> Written problem:
Your task is to give the number of lines in the listing that include "νέες", and nothing else.

> Record extracts:
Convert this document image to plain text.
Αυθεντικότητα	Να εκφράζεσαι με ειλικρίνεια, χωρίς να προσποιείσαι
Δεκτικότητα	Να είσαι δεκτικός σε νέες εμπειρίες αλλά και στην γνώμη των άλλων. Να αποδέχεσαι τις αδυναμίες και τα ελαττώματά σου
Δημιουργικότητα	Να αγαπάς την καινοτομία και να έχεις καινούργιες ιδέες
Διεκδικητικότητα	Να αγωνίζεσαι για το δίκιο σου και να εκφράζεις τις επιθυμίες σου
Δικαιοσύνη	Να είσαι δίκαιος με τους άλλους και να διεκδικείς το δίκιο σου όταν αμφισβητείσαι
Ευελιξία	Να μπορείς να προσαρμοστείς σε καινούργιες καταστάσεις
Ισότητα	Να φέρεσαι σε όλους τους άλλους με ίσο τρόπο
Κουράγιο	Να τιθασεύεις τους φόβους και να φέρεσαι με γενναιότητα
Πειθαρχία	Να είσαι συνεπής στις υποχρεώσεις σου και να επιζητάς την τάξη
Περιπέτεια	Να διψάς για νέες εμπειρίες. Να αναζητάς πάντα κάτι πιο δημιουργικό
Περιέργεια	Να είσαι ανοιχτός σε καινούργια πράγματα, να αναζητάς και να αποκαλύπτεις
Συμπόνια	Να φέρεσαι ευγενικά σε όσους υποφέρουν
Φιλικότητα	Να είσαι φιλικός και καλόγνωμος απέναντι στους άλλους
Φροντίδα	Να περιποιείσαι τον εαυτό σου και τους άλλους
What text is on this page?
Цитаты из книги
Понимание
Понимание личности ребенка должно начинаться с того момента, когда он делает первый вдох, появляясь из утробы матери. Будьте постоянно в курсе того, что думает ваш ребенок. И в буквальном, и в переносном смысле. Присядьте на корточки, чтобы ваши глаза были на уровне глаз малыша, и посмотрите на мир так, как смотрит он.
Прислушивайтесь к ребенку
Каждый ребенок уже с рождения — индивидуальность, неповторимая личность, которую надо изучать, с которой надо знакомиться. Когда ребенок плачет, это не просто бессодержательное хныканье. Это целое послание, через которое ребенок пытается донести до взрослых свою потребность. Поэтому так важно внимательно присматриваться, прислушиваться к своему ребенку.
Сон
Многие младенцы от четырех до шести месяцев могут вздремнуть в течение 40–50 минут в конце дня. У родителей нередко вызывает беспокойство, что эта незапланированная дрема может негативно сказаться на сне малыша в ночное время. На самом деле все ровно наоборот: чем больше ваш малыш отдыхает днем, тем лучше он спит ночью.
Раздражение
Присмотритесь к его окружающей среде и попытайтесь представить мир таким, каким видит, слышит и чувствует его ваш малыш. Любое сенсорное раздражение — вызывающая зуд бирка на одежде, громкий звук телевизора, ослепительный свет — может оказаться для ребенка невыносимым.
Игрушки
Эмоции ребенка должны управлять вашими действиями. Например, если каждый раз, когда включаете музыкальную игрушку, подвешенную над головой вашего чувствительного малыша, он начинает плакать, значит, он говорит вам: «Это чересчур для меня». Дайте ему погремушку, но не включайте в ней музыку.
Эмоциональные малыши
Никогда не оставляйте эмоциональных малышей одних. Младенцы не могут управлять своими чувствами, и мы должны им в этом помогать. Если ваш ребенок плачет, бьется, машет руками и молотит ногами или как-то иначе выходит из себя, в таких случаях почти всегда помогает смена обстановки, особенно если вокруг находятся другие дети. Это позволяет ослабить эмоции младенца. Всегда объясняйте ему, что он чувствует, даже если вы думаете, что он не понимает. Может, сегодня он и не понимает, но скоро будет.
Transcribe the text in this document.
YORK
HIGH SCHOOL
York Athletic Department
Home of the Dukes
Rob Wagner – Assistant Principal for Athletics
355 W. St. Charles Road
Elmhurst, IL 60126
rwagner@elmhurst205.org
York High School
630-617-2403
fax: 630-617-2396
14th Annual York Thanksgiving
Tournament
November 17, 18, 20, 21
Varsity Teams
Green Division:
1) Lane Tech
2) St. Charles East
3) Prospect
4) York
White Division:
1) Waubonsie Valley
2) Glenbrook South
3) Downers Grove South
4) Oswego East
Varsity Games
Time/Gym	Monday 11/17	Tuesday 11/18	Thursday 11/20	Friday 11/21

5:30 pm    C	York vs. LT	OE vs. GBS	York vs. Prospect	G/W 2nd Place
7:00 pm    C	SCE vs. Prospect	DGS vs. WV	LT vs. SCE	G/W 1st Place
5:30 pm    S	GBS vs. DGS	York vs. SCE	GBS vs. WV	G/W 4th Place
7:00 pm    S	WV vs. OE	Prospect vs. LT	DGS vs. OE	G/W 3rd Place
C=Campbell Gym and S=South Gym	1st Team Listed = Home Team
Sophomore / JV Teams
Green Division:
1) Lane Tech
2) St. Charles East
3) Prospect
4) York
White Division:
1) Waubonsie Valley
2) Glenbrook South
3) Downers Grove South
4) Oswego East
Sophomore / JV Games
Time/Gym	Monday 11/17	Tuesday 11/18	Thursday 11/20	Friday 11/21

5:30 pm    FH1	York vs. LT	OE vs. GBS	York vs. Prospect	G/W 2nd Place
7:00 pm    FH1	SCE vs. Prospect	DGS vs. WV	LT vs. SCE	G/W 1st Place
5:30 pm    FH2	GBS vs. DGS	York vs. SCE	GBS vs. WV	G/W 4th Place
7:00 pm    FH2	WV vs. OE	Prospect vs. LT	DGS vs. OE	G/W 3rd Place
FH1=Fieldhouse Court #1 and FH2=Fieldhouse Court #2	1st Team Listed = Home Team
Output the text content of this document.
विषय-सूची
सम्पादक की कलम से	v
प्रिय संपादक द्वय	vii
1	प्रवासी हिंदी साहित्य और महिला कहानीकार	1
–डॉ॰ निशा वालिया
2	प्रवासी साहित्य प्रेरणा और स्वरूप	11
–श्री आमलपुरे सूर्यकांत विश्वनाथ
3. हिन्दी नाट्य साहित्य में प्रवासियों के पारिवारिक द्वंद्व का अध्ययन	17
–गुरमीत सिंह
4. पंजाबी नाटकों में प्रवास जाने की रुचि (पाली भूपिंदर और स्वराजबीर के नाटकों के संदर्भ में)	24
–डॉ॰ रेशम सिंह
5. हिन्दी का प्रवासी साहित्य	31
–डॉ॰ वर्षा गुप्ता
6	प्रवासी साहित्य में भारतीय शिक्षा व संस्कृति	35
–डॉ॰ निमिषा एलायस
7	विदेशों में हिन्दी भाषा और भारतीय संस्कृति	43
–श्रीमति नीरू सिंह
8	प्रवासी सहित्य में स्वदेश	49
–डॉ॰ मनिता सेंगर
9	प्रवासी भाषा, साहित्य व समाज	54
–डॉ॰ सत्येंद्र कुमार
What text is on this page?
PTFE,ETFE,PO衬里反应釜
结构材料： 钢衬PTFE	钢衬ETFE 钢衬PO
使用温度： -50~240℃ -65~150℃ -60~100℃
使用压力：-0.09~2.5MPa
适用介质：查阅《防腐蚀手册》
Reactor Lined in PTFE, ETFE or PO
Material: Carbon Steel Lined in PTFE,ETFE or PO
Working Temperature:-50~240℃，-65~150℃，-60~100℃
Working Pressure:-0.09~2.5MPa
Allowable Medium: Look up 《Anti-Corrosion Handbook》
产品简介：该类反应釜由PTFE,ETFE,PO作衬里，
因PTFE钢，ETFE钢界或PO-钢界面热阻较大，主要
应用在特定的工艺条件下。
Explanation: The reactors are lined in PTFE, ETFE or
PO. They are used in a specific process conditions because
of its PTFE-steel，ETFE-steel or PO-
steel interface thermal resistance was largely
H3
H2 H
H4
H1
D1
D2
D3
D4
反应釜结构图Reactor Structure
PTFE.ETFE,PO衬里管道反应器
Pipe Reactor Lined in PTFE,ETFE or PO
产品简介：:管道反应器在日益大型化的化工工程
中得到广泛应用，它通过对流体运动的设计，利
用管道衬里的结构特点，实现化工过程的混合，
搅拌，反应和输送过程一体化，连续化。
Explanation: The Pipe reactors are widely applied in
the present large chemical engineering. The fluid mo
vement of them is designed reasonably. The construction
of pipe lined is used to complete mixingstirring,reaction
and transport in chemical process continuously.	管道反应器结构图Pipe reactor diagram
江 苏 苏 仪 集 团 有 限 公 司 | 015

> The output:
2